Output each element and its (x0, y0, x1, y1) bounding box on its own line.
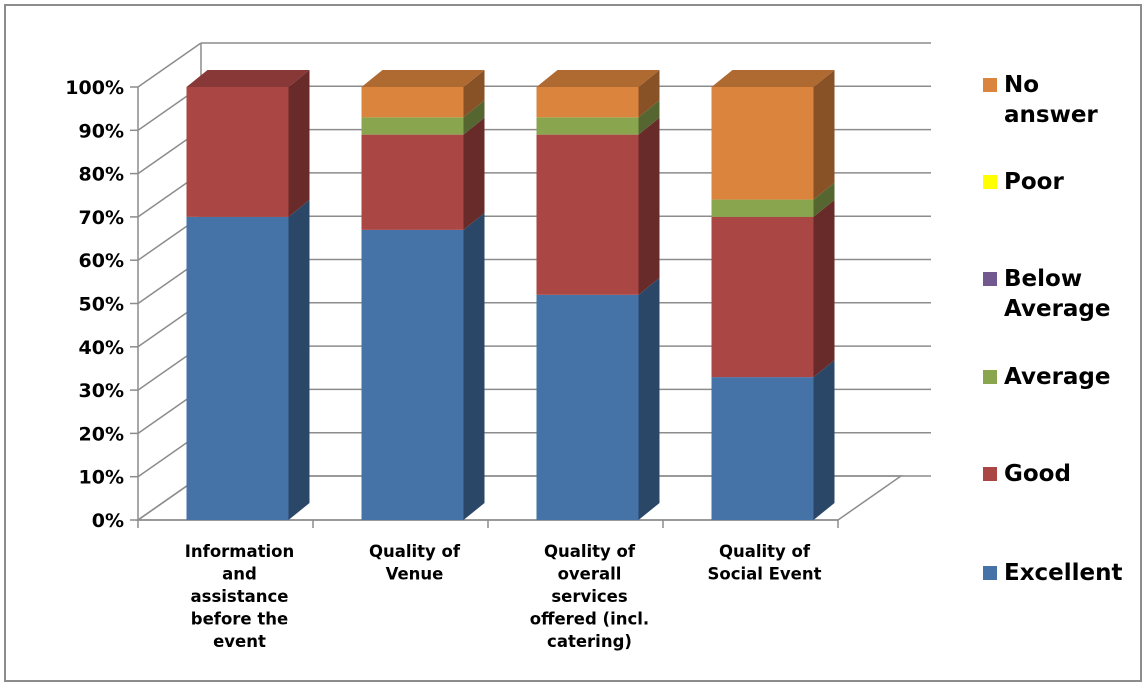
x-label-line: assistance (191, 587, 289, 606)
bar-side-average (463, 100, 485, 135)
legend-label-line: Average (1004, 364, 1111, 390)
bar-side-good (638, 117, 660, 295)
bar-quality-of-venue (361, 70, 485, 520)
bars (186, 70, 835, 520)
bar-side-average (638, 100, 660, 135)
bar-segment-excellent (711, 377, 814, 520)
bar-segment-good (186, 87, 289, 217)
x-label-line: services (551, 587, 628, 606)
x-label-line: Information (185, 542, 295, 561)
legend-item-excellent: Excellent (983, 560, 1123, 586)
legend: No answer Poor Below Average Average Good Excel… (983, 72, 1123, 586)
legend-item-poor: Poor (983, 169, 1064, 195)
y-tick-label: 60% (79, 250, 124, 272)
x-axis-labels: Information and assistance before the event Q… (185, 542, 822, 651)
bar-segment-good (536, 134, 639, 295)
legend-swatch (983, 272, 997, 286)
gridline-diagonal (137, 42, 202, 88)
bar-side-good (813, 199, 835, 378)
x-label-line: overall (558, 565, 622, 584)
bar-side-excellent (288, 199, 310, 520)
x-label-line: Quality of (544, 542, 636, 561)
bar-segment-excellent (186, 216, 289, 520)
y-tick-label: 0% (92, 510, 124, 532)
bar-information-and-assistance-before-the-event (186, 70, 310, 520)
y-axis-ticks: 0% 10% 20% 30% 40% 50% 60% 70% 80% 90% 100% (65, 77, 124, 532)
y-tick-label: 50% (79, 294, 124, 316)
bar-quality-of-social-event (711, 70, 835, 520)
bar-side-no-answer (813, 70, 835, 200)
y-tick-label: 80% (79, 164, 124, 186)
x-label-line: Social Event (707, 565, 821, 584)
legend-item-good: Good (983, 461, 1071, 487)
x-label-line: catering) (547, 632, 632, 651)
bar-segment-average (536, 117, 639, 135)
legend-label-line: Average (1004, 296, 1111, 322)
bar-side-average (813, 182, 835, 217)
y-tick-label: 70% (79, 207, 124, 229)
legend-swatch (983, 175, 997, 189)
legend-label-line: Below (1004, 266, 1082, 292)
y-tick-label: 100% (65, 77, 124, 99)
x-label-line: Quality of (719, 542, 811, 561)
bar-segment-no-answer (361, 87, 464, 118)
legend-label: Poor (1004, 169, 1064, 195)
legend-swatch (983, 370, 997, 384)
x-label-line: before the (191, 610, 288, 629)
legend-label-line: Excellent (1004, 560, 1123, 586)
x-label-quality-of-social-event: Quality of Social Event (707, 542, 821, 584)
bar-side-no-answer (463, 70, 485, 118)
bar-segment-excellent (536, 294, 639, 520)
legend-label: Excellent (1004, 560, 1123, 586)
bar-side-excellent (813, 360, 835, 520)
y-tick-label: 30% (79, 380, 124, 402)
bar-top (361, 70, 485, 87)
x-label-line: Venue (386, 565, 444, 584)
bar-top (186, 70, 310, 87)
legend-label: Average (1004, 364, 1111, 390)
x-label-line: offered (incl. (530, 610, 649, 629)
bar-segment-no-answer (711, 87, 814, 200)
bar-top (711, 70, 835, 87)
bar-side-excellent (638, 277, 660, 520)
legend-label: Below Average (1004, 266, 1111, 322)
bar-quality-of-overall-services-offered-incl-catering (536, 70, 660, 520)
legend-label: No answer (1004, 72, 1098, 128)
legend-item-average: Average (983, 364, 1111, 390)
bar-segment-average (361, 117, 464, 135)
legend-label: Good (1004, 461, 1071, 487)
y-tick-label: 90% (79, 120, 124, 142)
bar-segment-good (361, 134, 464, 230)
bar-segment-average (711, 199, 814, 217)
bar-side-good (463, 117, 485, 230)
x-label-line: Quality of (369, 542, 461, 561)
bar-side-good (288, 70, 310, 217)
bar-side-no-answer (638, 70, 660, 118)
legend-label-line: answer (1004, 102, 1098, 128)
x-label-information-and-assistance-before-the-event: Information and assistance before the event (185, 542, 295, 651)
legend-label-line: No (1004, 72, 1039, 98)
x-label-quality-of-venue: Quality of Venue (369, 542, 461, 584)
y-tick-label: 40% (79, 337, 124, 359)
legend-swatch (983, 566, 997, 580)
legend-swatch (983, 467, 997, 481)
legend-label-line: Poor (1004, 169, 1064, 195)
bar-segment-no-answer (536, 87, 639, 118)
legend-swatch (983, 78, 997, 92)
bar-segment-excellent (361, 229, 464, 520)
bar-side-excellent (463, 212, 485, 520)
x-label-line: event (213, 632, 266, 651)
legend-label-line: Good (1004, 461, 1071, 487)
x-label-quality-of-overall-services-offered-incl-catering: Quality of overall services offered (incl. c… (530, 542, 649, 651)
legend-item-no-answer: No answer (983, 72, 1098, 128)
y-tick-label: 20% (79, 423, 124, 445)
x-label-line: and (222, 565, 257, 584)
y-tick-label: 10% (79, 467, 124, 489)
legend-item-below-average: Below Average (983, 266, 1111, 322)
bar-top (536, 70, 660, 87)
bar-segment-good (711, 216, 814, 378)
───
■ WHAT YOU HAVE TO DO: Please reproduce every line of the records above verbatim, omitting the pictures.

■ SOLUTION BELOW:
Output each element and its (x0, y0, x1, y1) bounding box on its own line.
x-label-line: assistance (191, 587, 289, 606)
bar-side-average (463, 100, 485, 135)
legend-label-line: Average (1004, 364, 1111, 390)
bar-side-good (638, 117, 660, 295)
bar-quality-of-venue (361, 70, 485, 520)
bars (186, 70, 835, 520)
bar-side-average (638, 100, 660, 135)
bar-segment-excellent (711, 377, 814, 520)
bar-segment-good (186, 87, 289, 217)
x-label-line: services (551, 587, 628, 606)
x-label-line: Information (185, 542, 295, 561)
legend-item-excellent: Excellent (983, 560, 1123, 586)
legend: No answer Poor Below Average Average Good Excel… (983, 72, 1123, 586)
legend-item-poor: Poor (983, 169, 1064, 195)
y-tick-label: 60% (79, 250, 124, 272)
x-axis-labels: Information and assistance before the event Q… (185, 542, 822, 651)
bar-segment-good (536, 134, 639, 295)
legend-swatch (983, 272, 997, 286)
gridline-diagonal (137, 42, 202, 88)
bar-side-good (813, 199, 835, 378)
x-label-line: overall (558, 565, 622, 584)
bar-side-excellent (288, 199, 310, 520)
x-label-line: Quality of (544, 542, 636, 561)
bar-segment-excellent (186, 216, 289, 520)
y-tick-label: 0% (92, 510, 124, 532)
bar-information-and-assistance-before-the-event (186, 70, 310, 520)
y-axis-ticks: 0% 10% 20% 30% 40% 50% 60% 70% 80% 90% 100% (65, 77, 124, 532)
y-tick-label: 50% (79, 294, 124, 316)
bar-quality-of-social-event (711, 70, 835, 520)
bar-side-no-answer (813, 70, 835, 200)
y-tick-label: 80% (79, 164, 124, 186)
x-label-line: Social Event (707, 565, 821, 584)
legend-item-good: Good (983, 461, 1071, 487)
x-label-line: catering) (547, 632, 632, 651)
bar-segment-average (536, 117, 639, 135)
legend-label-line: Average (1004, 296, 1111, 322)
bar-side-average (813, 182, 835, 217)
y-tick-label: 70% (79, 207, 124, 229)
legend-swatch (983, 175, 997, 189)
legend-label-line: Below (1004, 266, 1082, 292)
y-tick-label: 100% (65, 77, 124, 99)
x-label-line: Quality of (719, 542, 811, 561)
bar-segment-no-answer (361, 87, 464, 118)
legend-label: Poor (1004, 169, 1064, 195)
legend-swatch (983, 370, 997, 384)
x-label-line: before the (191, 610, 288, 629)
legend-label-line: Excellent (1004, 560, 1123, 586)
x-label-quality-of-social-event: Quality of Social Event (707, 542, 821, 584)
bar-side-no-answer (463, 70, 485, 118)
bar-segment-excellent (536, 294, 639, 520)
legend-label: Excellent (1004, 560, 1123, 586)
bar-side-excellent (813, 360, 835, 520)
y-tick-label: 30% (79, 380, 124, 402)
bar-top (361, 70, 485, 87)
x-label-line: Venue (386, 565, 444, 584)
bar-top (186, 70, 310, 87)
legend-label: Average (1004, 364, 1111, 390)
x-label-line: offered (incl. (530, 610, 649, 629)
bar-segment-no-answer (711, 87, 814, 200)
bar-top (711, 70, 835, 87)
bar-side-excellent (638, 277, 660, 520)
legend-label: Below Average (1004, 266, 1111, 322)
bar-quality-of-overall-services-offered-incl-catering (536, 70, 660, 520)
legend-label: No answer (1004, 72, 1098, 128)
legend-item-average: Average (983, 364, 1111, 390)
bar-segment-average (361, 117, 464, 135)
legend-label: Good (1004, 461, 1071, 487)
y-tick-label: 90% (79, 120, 124, 142)
bar-segment-good (361, 134, 464, 230)
bar-segment-average (711, 199, 814, 217)
bar-side-good (463, 117, 485, 230)
x-label-line: Quality of (369, 542, 461, 561)
bar-side-good (288, 70, 310, 217)
bar-side-no-answer (638, 70, 660, 118)
legend-label-line: answer (1004, 102, 1098, 128)
x-label-information-and-assistance-before-the-event: Information and assistance before the event (185, 542, 295, 651)
legend-label-line: No (1004, 72, 1039, 98)
x-label-quality-of-venue: Quality of Venue (369, 542, 461, 584)
y-tick-label: 40% (79, 337, 124, 359)
legend-swatch (983, 566, 997, 580)
legend-swatch (983, 467, 997, 481)
legend-label-line: Poor (1004, 169, 1064, 195)
bar-segment-no-answer (536, 87, 639, 118)
legend-swatch (983, 78, 997, 92)
bar-segment-excellent (361, 229, 464, 520)
bar-side-excellent (463, 212, 485, 520)
x-label-line: event (213, 632, 266, 651)
legend-label-line: Good (1004, 461, 1071, 487)
x-label-quality-of-overall-services-offered-incl-catering: Quality of overall services offered (incl. c… (530, 542, 649, 651)
legend-item-no-answer: No answer (983, 72, 1098, 128)
y-tick-label: 20% (79, 423, 124, 445)
x-label-line: and (222, 565, 257, 584)
y-tick-label: 10% (79, 467, 124, 489)
legend-item-below-average: Below Average (983, 266, 1111, 322)
bar-top (536, 70, 660, 87)
bar-segment-good (711, 216, 814, 378)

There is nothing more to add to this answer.